Task directions
Can you restate the records below word for word?

_ _ _ _ _ _ _

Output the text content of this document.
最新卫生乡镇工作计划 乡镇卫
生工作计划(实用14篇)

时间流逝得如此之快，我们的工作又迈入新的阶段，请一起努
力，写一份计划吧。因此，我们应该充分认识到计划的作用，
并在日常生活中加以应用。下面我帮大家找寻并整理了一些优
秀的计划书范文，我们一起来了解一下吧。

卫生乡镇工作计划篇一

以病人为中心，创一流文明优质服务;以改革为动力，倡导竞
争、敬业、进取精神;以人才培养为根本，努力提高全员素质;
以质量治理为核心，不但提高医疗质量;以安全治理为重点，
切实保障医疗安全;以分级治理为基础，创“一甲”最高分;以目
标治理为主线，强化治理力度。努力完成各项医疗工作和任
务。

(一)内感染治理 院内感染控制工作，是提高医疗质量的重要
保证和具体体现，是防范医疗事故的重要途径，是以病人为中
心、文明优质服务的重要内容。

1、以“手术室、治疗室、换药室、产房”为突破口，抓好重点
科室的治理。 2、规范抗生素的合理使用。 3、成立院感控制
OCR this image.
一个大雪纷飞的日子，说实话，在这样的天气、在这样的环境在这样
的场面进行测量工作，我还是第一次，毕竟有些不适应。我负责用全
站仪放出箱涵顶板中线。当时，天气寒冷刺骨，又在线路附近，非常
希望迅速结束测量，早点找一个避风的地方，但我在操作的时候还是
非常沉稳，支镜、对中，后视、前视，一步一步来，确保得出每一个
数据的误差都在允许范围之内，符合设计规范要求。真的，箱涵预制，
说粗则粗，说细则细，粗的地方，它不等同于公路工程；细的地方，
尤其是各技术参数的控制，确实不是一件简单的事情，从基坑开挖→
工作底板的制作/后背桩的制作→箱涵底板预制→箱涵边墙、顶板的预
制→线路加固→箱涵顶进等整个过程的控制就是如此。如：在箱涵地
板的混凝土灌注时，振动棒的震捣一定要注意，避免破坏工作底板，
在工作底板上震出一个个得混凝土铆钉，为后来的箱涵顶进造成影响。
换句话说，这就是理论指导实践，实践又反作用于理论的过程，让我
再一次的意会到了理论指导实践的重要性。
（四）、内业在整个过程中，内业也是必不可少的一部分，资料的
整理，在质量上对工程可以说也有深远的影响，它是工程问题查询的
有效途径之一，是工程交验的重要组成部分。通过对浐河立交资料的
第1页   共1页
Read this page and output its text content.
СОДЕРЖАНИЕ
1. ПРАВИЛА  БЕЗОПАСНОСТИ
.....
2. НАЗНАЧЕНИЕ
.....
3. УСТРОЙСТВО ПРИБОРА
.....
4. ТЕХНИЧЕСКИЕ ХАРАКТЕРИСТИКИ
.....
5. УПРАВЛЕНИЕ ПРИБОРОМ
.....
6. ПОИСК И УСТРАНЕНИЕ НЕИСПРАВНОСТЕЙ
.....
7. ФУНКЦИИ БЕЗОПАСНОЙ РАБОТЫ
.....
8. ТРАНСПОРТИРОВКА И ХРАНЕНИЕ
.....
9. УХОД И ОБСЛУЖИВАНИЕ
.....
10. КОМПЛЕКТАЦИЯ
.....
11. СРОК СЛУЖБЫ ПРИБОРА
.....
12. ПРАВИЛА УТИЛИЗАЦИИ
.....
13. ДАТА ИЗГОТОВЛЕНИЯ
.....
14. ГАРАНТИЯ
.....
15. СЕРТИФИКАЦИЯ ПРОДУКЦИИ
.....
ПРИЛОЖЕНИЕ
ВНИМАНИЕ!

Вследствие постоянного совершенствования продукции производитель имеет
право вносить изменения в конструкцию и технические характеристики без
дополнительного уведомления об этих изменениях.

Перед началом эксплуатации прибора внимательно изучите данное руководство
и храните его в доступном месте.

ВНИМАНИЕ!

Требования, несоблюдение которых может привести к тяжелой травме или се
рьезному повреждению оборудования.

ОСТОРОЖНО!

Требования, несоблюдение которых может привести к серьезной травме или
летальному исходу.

_ _ _ _ _ _ _

Full response
Output the text content of this document.
最新卫生乡镇工作计划 乡镇卫
生工作计划(实用14篇)

时间流逝得如此之快，我们的工作又迈入新的阶段，请一起努
力，写一份计划吧。因此，我们应该充分认识到计划的作用，
并在日常生活中加以应用。下面我帮大家找寻并整理了一些优
秀的计划书范文，我们一起来了解一下吧。

卫生乡镇工作计划篇一

以病人为中心，创一流文明优质服务;以改革为动力，倡导竞
争、敬业、进取精神;以人才培养为根本，努力提高全员素质;
以质量治理为核心，不但提高医疗质量;以安全治理为重点，
切实保障医疗安全;以分级治理为基础，创“一甲”最高分;以目
标治理为主线，强化治理力度。努力完成各项医疗工作和任
务。

(一)内感染治理 院内感染控制工作，是提高医疗质量的重要
保证和具体体现，是防范医疗事故的重要途径，是以病人为中
心、文明优质服务的重要内容。

1、以“手术室、治疗室、换药室、产房”为突破口，抓好重点
科室的治理。 2、规范抗生素的合理使用。 3、成立院感控制
OCR this image.
一个大雪纷飞的日子，说实话，在这样的天气、在这样的环境在这样
的场面进行测量工作，我还是第一次，毕竟有些不适应。我负责用全
站仪放出箱涵顶板中线。当时，天气寒冷刺骨，又在线路附近，非常
希望迅速结束测量，早点找一个避风的地方，但我在操作的时候还是
非常沉稳，支镜、对中，后视、前视，一步一步来，确保得出每一个
数据的误差都在允许范围之内，符合设计规范要求。真的，箱涵预制，
说粗则粗，说细则细，粗的地方，它不等同于公路工程；细的地方，
尤其是各技术参数的控制，确实不是一件简单的事情，从基坑开挖→
工作底板的制作/后背桩的制作→箱涵底板预制→箱涵边墙、顶板的预
制→线路加固→箱涵顶进等整个过程的控制就是如此。如：在箱涵地
板的混凝土灌注时，振动棒的震捣一定要注意，避免破坏工作底板，
在工作底板上震出一个个得混凝土铆钉，为后来的箱涵顶进造成影响。
换句话说，这就是理论指导实践，实践又反作用于理论的过程，让我
再一次的意会到了理论指导实践的重要性。
（四）、内业在整个过程中，内业也是必不可少的一部分，资料的
整理，在质量上对工程可以说也有深远的影响，它是工程问题查询的
有效途径之一，是工程交验的重要组成部分。通过对浐河立交资料的
第1页   共1页
Read this page and output its text content.
СОДЕРЖАНИЕ
1. ПРАВИЛА  БЕЗОПАСНОСТИ
.....
2. НАЗНАЧЕНИЕ
.....
3. УСТРОЙСТВО ПРИБОРА
.....
4. ТЕХНИЧЕСКИЕ ХАРАКТЕРИСТИКИ
.....
5. УПРАВЛЕНИЕ ПРИБОРОМ
.....
6. ПОИСК И УСТРАНЕНИЕ НЕИСПРАВНОСТЕЙ
.....
7. ФУНКЦИИ БЕЗОПАСНОЙ РАБОТЫ
.....
8. ТРАНСПОРТИРОВКА И ХРАНЕНИЕ
.....
9. УХОД И ОБСЛУЖИВАНИЕ
.....
10. КОМПЛЕКТАЦИЯ
.....
11. СРОК СЛУЖБЫ ПРИБОРА
.....
12. ПРАВИЛА УТИЛИЗАЦИИ
.....
13. ДАТА ИЗГОТОВЛЕНИЯ
.....
14. ГАРАНТИЯ
.....
15. СЕРТИФИКАЦИЯ ПРОДУКЦИИ
.....
ПРИЛОЖЕНИЕ
ВНИМАНИЕ!

Вследствие постоянного совершенствования продукции производитель имеет
право вносить изменения в конструкцию и технические характеристики без
дополнительного уведомления об этих изменениях.

Перед началом эксплуатации прибора внимательно изучите данное руководство
и храните его в доступном месте.

ВНИМАНИЕ!

Требования, несоблюдение которых может привести к тяжелой травме или се
рьезному повреждению оборудования.

ОСТОРОЖНО!

Требования, несоблюдение которых может привести к серьезной травме или
летальному исходу.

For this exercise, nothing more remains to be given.